| Given instruction |
Return the entries verbatim and drop every picture.
═══ The records ═══
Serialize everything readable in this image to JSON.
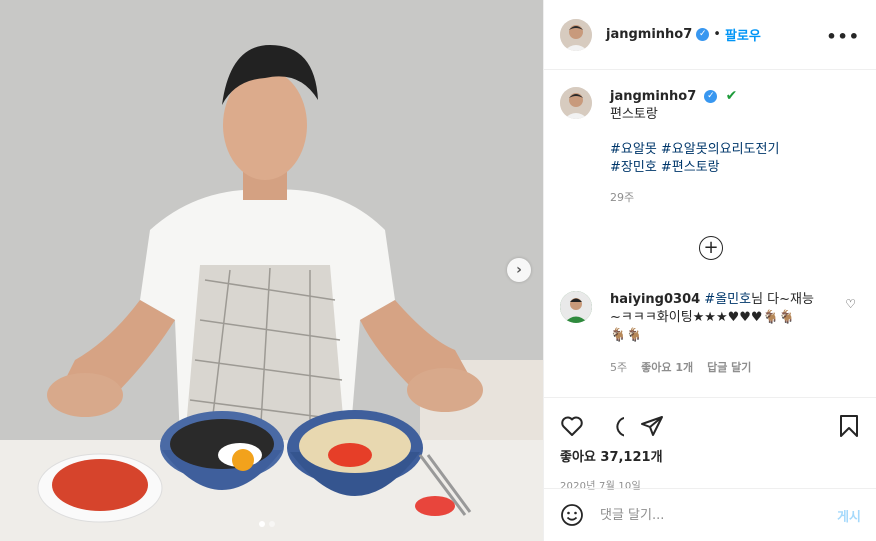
{
  "header": {
    "username": "jangminho7",
    "separator": "•",
    "follow_label": "팔로우",
    "more_icon": "more-icon"
  },
  "caption": {
    "username": "jangminho7",
    "check_emoji": "✔",
    "text": "편스토랑",
    "hashtags": [
      "#요알못 #요알못의요리도전기",
      "#장민호 #편스토랑"
    ],
    "time": "29주"
  },
  "comment": {
    "username": "haiying0304",
    "mention": "#올민호",
    "text_after_mention": "님 다~재능",
    "line2": "~ㅋㅋㅋ화이팅★★★♥♥♥🐐🐐",
    "line3": "🐐🐐",
    "time": "5주",
    "likes": "좋아요 1개",
    "reply": "답글 달기"
  },
  "actions": {
    "likes_label": "좋아요 37,121개",
    "date": "2020년 7월 10일"
  },
  "add_comment": {
    "placeholder": "댓글 달기...",
    "post_label": "게시"
  },
  "carousel": {
    "next_icon": "chevron-right-icon",
    "current_index": 1,
    "total": 2
  },
  "colors": {
    "link_blue": "#0095f6",
    "hashtag": "#00376b",
    "muted": "#8e8e8e",
    "verified": "#3897f0"
  }
}
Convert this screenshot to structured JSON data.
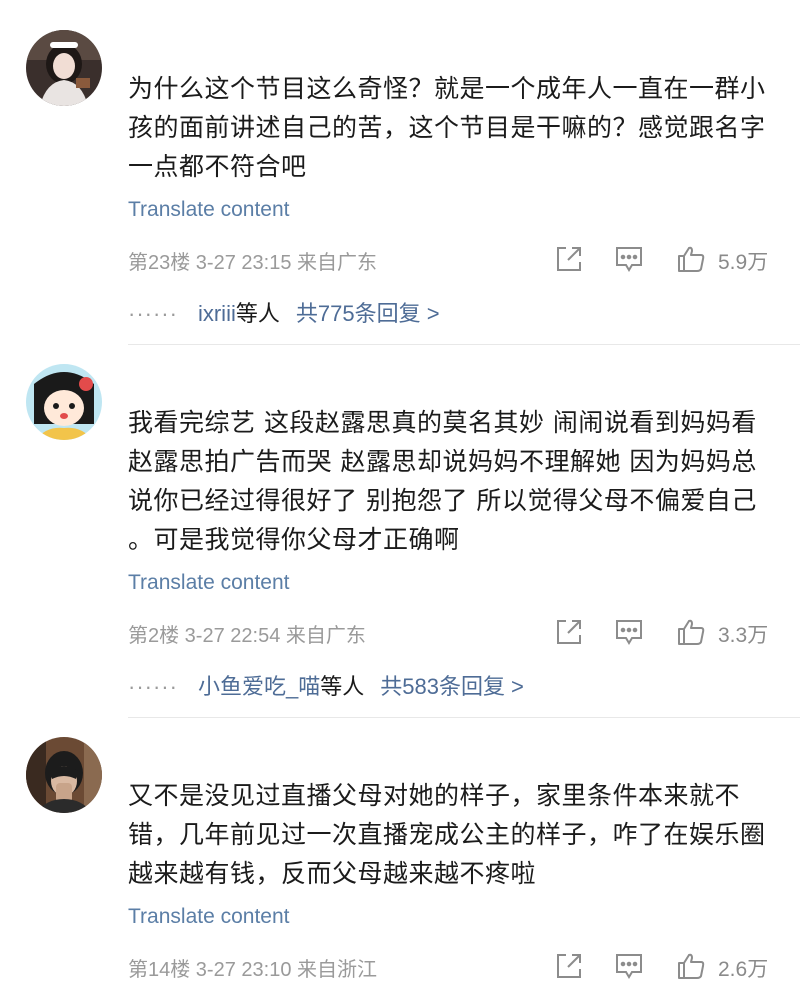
{
  "comments": [
    {
      "text": "为什么这个节目这么奇怪？就是一个成年人一直在一群小孩的面前讲述自己的苦，这个节目是干嘛的？感觉跟名字一点都不符合吧",
      "translate": "Translate content",
      "meta": "第23楼  3-27 23:15  来自广东",
      "likes": "5.9万",
      "replies": {
        "dots": "······",
        "users": "ixriii",
        "suffix": "等人",
        "count": "共775条回复 >"
      },
      "avatar_colors": {
        "bg": "#3a2f2c",
        "face": "#f1ddd4",
        "dress": "#e9e4e2"
      }
    },
    {
      "text": "我看完综艺 这段赵露思真的莫名其妙 闹闹说看到妈妈看赵露思拍广告而哭 赵露思却说妈妈不理解她 因为妈妈总说你已经过得很好了 别抱怨了 所以觉得父母不偏爱自己 。可是我觉得你父母才正确啊",
      "translate": "Translate content",
      "meta": "第2楼  3-27 22:54  来自广东",
      "likes": "3.3万",
      "replies": {
        "dots": "······",
        "users": "小鱼爱吃_喵",
        "suffix": "等人",
        "count": "共583条回复 >"
      },
      "avatar_colors": {
        "bg": "#bfe6f2",
        "hair": "#1a1a1a",
        "face": "#ffe9d9",
        "accent": "#e24b4b"
      }
    },
    {
      "text": "又不是没见过直播父母对她的样子，家里条件本来就不错，几年前见过一次直播宠成公主的样子，咋了在娱乐圈越来越有钱，反而父母越来越不疼啦",
      "translate": "Translate content",
      "meta": "第14楼  3-27 23:10  来自浙江",
      "likes": "2.6万",
      "avatar_colors": {
        "bg": "#6b4a34",
        "face": "#d9b9a2",
        "mask": "#1c1c1c"
      }
    }
  ]
}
═══
| Written solution |
Serialize everything readable in this image to JSON.
{
  "header": {
    "username": "jangminho7",
    "separator": "•",
    "follow_label": "팔로우",
    "more_icon": "more-icon"
  },
  "caption": {
    "username": "jangminho7",
    "check_emoji": "✔",
    "text": "편스토랑",
    "hashtags": [
      "#요알못 #요알못의요리도전기",
      "#장민호 #편스토랑"
    ],
    "time": "29주"
  },
  "comment": {
    "username": "haiying0304",
    "mention": "#올민호",
    "text_after_mention": "님 다~재능",
    "line2": "~ㅋㅋㅋ화이팅★★★♥♥♥🐐🐐",
    "line3": "🐐🐐",
    "time": "5주",
    "likes": "좋아요 1개",
    "reply": "답글 달기"
  },
  "actions": {
    "likes_label": "좋아요 37,121개",
    "date": "2020년 7월 10일"
  },
  "add_comment": {
    "placeholder": "댓글 달기...",
    "post_label": "게시"
  },
  "carousel": {
    "next_icon": "chevron-right-icon",
    "current_index": 1,
    "total": 2
  },
  "colors": {
    "link_blue": "#0095f6",
    "hashtag": "#00376b",
    "muted": "#8e8e8e",
    "verified": "#3897f0"
  }
}
Convert this screenshot to structured JSON data.
{
  "comments": [
    {
      "text": "为什么这个节目这么奇怪？就是一个成年人一直在一群小孩的面前讲述自己的苦，这个节目是干嘛的？感觉跟名字一点都不符合吧",
      "translate": "Translate content",
      "meta": "第23楼  3-27 23:15  来自广东",
      "likes": "5.9万",
      "replies": {
        "dots": "······",
        "users": "ixriii",
        "suffix": "等人",
        "count": "共775条回复 >"
      },
      "avatar_colors": {
        "bg": "#3a2f2c",
        "face": "#f1ddd4",
        "dress": "#e9e4e2"
      }
    },
    {
      "text": "我看完综艺 这段赵露思真的莫名其妙 闹闹说看到妈妈看赵露思拍广告而哭 赵露思却说妈妈不理解她 因为妈妈总说你已经过得很好了 别抱怨了 所以觉得父母不偏爱自己 。可是我觉得你父母才正确啊",
      "translate": "Translate content",
      "meta": "第2楼  3-27 22:54  来自广东",
      "likes": "3.3万",
      "replies": {
        "dots": "······",
        "users": "小鱼爱吃_喵",
        "suffix": "等人",
        "count": "共583条回复 >"
      },
      "avatar_colors": {
        "bg": "#bfe6f2",
        "hair": "#1a1a1a",
        "face": "#ffe9d9",
        "accent": "#e24b4b"
      }
    },
    {
      "text": "又不是没见过直播父母对她的样子，家里条件本来就不错，几年前见过一次直播宠成公主的样子，咋了在娱乐圈越来越有钱，反而父母越来越不疼啦",
      "translate": "Translate content",
      "meta": "第14楼  3-27 23:10  来自浙江",
      "likes": "2.6万",
      "avatar_colors": {
        "bg": "#6b4a34",
        "face": "#d9b9a2",
        "mask": "#1c1c1c"
      }
    }
  ]
}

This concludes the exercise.